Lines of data
--- Begin ---

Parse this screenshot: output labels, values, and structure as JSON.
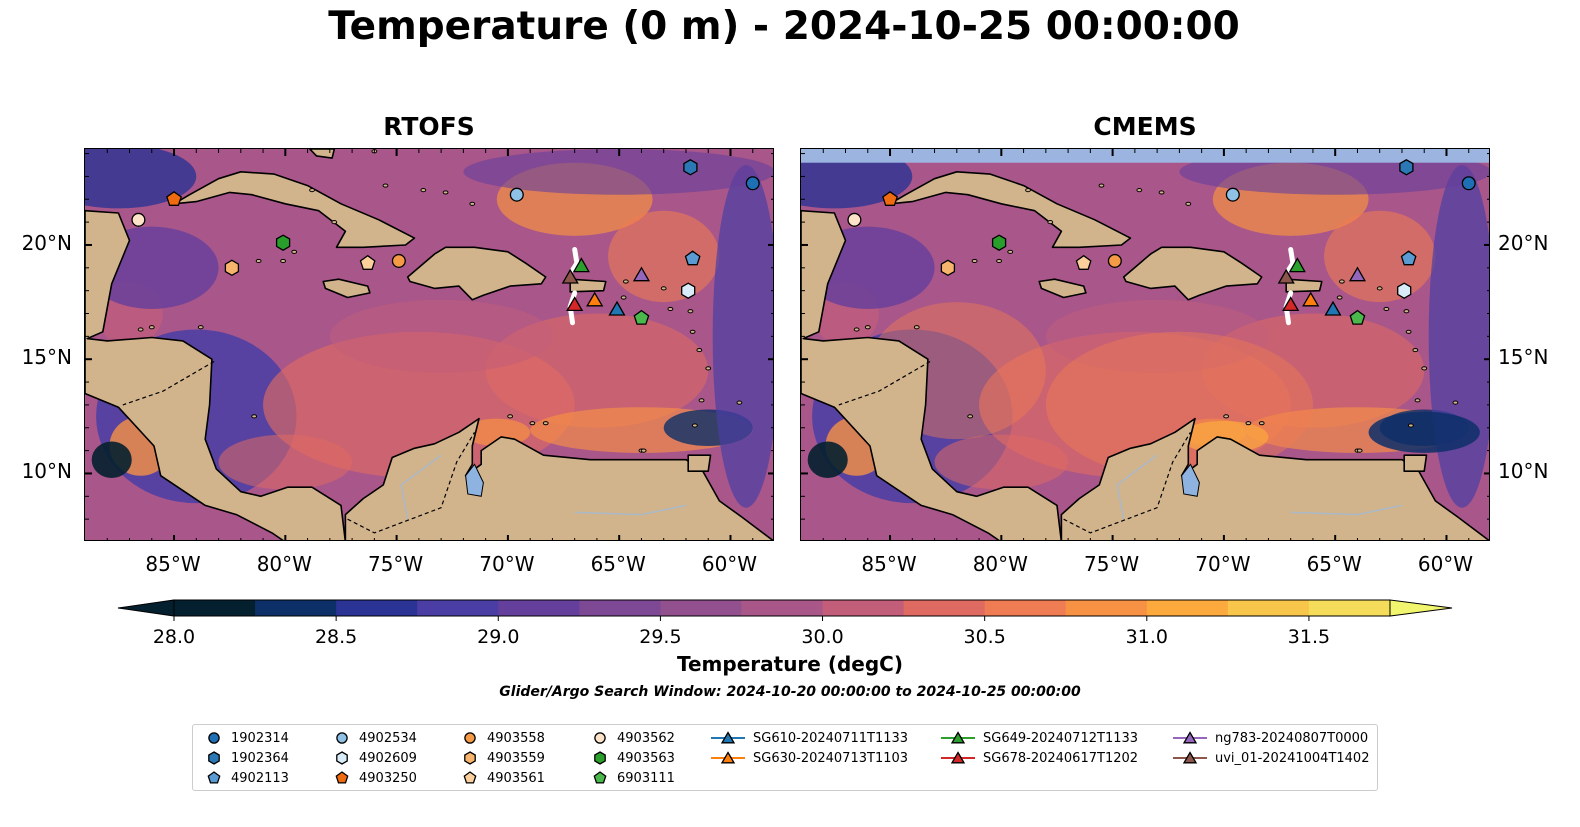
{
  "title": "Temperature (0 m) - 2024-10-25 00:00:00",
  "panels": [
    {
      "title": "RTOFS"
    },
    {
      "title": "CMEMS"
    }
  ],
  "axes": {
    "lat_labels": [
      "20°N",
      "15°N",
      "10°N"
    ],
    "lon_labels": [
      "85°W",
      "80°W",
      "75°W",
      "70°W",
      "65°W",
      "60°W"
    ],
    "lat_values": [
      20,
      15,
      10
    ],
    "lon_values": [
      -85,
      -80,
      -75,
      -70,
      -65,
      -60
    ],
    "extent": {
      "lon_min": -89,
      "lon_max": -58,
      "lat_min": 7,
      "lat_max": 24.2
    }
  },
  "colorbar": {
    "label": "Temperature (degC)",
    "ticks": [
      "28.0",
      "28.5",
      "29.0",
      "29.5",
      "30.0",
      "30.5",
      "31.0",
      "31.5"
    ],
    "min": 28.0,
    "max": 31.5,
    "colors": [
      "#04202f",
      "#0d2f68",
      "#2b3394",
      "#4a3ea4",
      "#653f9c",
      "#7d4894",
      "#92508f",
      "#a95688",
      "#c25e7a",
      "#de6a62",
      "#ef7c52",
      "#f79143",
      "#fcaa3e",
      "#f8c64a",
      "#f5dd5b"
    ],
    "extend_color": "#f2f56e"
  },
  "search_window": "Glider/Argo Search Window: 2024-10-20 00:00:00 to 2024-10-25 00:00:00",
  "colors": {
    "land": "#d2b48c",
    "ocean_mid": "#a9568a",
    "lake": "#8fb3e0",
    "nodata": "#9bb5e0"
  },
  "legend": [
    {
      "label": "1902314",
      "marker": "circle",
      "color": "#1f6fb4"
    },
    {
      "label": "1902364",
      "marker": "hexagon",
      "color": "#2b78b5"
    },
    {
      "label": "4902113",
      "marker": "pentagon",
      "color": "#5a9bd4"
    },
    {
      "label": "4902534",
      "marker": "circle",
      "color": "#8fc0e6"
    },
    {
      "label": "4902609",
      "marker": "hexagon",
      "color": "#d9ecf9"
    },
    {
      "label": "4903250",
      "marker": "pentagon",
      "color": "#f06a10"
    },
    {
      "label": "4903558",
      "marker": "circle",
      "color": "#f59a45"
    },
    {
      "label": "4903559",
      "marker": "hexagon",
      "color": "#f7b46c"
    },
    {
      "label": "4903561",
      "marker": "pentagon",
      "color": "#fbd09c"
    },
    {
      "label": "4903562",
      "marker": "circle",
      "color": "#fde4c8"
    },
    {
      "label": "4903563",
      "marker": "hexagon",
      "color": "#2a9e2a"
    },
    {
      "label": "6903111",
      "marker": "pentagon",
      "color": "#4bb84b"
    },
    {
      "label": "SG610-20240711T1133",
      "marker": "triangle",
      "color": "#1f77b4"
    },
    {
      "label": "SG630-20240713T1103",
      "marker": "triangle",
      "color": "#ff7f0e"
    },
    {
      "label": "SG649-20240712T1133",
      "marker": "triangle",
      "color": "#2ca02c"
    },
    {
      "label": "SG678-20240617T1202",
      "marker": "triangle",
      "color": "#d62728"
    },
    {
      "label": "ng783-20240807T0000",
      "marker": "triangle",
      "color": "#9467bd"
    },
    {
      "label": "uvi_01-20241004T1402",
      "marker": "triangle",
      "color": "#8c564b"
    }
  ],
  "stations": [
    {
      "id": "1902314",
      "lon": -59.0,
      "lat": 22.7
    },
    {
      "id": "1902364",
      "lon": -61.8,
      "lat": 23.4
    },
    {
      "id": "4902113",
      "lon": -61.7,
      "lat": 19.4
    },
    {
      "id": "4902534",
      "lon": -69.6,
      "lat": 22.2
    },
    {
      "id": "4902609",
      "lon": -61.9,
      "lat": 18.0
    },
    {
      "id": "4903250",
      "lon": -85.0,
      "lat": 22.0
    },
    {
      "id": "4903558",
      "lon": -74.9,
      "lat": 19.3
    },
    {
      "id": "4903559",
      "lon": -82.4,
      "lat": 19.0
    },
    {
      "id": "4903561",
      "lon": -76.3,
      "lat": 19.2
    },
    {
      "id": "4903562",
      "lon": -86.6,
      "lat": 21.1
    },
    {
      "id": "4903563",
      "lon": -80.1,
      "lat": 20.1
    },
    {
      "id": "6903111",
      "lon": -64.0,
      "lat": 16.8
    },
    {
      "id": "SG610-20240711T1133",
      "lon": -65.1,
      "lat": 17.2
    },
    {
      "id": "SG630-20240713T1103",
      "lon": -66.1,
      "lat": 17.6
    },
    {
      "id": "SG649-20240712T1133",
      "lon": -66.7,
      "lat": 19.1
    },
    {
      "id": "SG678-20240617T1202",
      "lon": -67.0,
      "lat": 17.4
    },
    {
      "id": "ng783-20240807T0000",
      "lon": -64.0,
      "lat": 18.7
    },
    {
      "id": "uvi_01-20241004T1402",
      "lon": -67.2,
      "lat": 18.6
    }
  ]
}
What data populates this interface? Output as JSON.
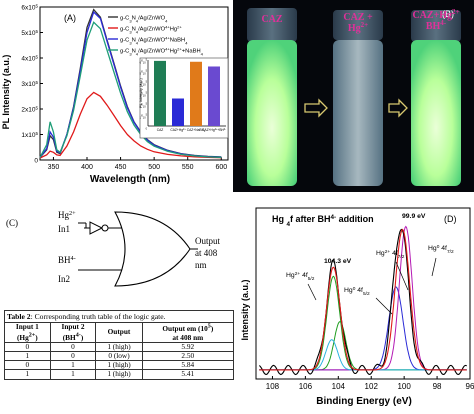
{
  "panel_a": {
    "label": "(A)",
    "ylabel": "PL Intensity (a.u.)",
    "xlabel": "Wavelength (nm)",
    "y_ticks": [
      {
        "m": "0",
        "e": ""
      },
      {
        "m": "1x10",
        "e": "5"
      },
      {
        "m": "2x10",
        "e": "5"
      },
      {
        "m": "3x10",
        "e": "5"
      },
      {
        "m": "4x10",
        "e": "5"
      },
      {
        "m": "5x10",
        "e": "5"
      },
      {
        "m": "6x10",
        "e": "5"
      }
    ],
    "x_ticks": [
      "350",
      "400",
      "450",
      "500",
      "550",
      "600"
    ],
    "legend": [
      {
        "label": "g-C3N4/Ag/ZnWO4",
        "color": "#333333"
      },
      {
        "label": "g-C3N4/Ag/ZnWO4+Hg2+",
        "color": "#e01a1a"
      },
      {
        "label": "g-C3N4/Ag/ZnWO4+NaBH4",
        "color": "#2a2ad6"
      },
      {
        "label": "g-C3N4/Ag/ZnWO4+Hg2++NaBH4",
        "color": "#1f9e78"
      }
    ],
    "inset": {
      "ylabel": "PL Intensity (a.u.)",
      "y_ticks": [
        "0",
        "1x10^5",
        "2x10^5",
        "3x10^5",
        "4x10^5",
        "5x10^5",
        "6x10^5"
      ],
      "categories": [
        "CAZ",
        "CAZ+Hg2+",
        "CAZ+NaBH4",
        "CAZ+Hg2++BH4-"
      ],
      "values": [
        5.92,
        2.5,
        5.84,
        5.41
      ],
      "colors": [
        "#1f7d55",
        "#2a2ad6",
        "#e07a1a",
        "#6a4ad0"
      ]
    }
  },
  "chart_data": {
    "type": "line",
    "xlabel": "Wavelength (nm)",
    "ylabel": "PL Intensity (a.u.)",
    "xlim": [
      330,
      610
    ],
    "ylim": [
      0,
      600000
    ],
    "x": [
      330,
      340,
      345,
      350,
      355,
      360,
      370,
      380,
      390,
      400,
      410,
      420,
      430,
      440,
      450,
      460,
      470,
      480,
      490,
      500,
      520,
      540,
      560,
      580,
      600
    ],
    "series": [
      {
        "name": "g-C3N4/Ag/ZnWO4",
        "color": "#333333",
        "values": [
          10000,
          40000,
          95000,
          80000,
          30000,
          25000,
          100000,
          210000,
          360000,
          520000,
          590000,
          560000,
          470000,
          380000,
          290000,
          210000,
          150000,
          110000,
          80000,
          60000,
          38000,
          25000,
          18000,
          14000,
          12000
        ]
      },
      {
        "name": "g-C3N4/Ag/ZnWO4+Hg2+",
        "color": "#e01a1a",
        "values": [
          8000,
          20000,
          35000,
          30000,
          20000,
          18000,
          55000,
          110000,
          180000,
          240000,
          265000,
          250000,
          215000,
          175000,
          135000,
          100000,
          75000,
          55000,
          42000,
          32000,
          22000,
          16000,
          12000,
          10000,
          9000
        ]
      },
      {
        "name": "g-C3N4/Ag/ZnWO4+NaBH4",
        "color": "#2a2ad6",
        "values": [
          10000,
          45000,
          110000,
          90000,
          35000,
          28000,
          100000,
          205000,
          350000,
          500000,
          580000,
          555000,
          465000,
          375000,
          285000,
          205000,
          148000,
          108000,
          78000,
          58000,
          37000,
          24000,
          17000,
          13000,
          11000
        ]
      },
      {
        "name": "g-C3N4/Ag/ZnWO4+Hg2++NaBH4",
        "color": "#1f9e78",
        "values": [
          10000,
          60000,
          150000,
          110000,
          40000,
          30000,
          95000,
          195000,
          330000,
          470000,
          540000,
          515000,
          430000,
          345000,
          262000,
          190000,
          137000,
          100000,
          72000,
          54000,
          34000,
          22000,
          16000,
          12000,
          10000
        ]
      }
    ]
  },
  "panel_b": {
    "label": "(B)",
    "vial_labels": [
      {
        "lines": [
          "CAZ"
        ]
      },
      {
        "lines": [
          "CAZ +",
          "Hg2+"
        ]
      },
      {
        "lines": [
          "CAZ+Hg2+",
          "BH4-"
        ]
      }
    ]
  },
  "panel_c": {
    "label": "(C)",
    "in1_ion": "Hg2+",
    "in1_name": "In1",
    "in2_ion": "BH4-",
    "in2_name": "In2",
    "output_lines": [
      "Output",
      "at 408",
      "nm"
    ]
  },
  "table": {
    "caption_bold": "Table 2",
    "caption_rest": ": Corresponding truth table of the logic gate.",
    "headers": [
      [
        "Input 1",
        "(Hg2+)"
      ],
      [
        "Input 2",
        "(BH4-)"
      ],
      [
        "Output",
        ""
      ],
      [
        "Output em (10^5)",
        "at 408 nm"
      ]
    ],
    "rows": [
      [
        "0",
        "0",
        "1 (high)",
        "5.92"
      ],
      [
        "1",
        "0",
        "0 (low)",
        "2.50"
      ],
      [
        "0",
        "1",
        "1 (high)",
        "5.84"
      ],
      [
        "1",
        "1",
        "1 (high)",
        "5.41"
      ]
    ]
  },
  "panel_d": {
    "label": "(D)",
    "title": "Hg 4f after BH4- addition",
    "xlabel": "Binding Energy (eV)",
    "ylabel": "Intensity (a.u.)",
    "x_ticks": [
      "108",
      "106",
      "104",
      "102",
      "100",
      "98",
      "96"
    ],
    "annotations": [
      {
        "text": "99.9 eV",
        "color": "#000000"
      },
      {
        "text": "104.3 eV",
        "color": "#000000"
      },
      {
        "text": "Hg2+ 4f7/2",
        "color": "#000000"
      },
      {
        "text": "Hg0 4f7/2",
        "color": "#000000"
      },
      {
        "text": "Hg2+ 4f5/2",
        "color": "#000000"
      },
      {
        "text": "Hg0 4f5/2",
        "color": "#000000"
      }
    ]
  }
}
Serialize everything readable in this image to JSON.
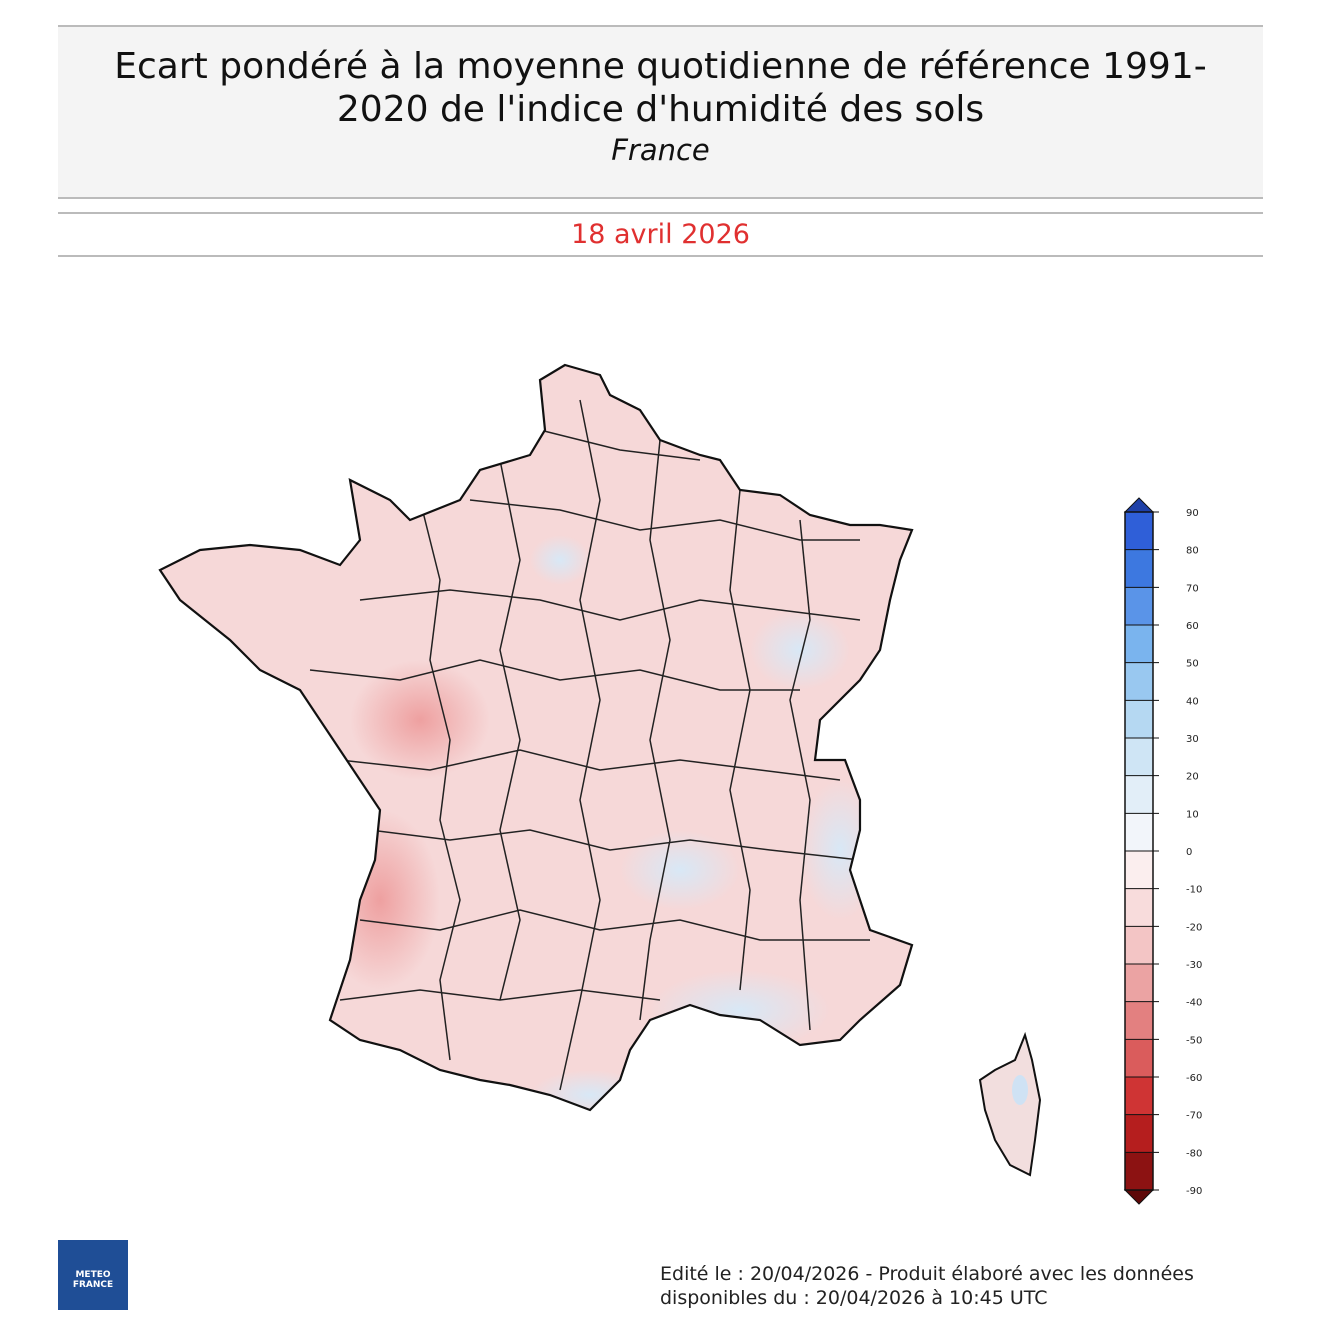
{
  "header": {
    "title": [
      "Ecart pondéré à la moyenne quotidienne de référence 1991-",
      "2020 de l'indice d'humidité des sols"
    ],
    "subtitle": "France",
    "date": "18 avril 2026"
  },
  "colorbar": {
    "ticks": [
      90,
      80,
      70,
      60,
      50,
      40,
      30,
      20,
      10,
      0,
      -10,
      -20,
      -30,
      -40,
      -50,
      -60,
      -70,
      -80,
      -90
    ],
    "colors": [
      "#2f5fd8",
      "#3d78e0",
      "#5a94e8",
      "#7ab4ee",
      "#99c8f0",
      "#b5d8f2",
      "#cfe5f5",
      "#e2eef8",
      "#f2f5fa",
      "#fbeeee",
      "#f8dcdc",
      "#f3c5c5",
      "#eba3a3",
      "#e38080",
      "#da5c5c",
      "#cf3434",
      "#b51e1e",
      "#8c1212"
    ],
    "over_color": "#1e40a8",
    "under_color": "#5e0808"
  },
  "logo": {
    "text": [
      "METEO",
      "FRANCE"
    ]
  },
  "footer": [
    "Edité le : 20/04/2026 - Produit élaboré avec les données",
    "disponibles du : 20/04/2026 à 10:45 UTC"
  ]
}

--- End ---

## PROBLEM REQUIREMENTS
Pick out each line above that includes "Intensity" and show it.

## EXERCISE OUTPUT
    "ylabel": "PL Intensity (a.u.)",
      "ylabel": "PL Intensity (a.u.)",
    "ylabel": "PL Intensity (a.u.)",
    "ylabel": "Intensity (a.u.)",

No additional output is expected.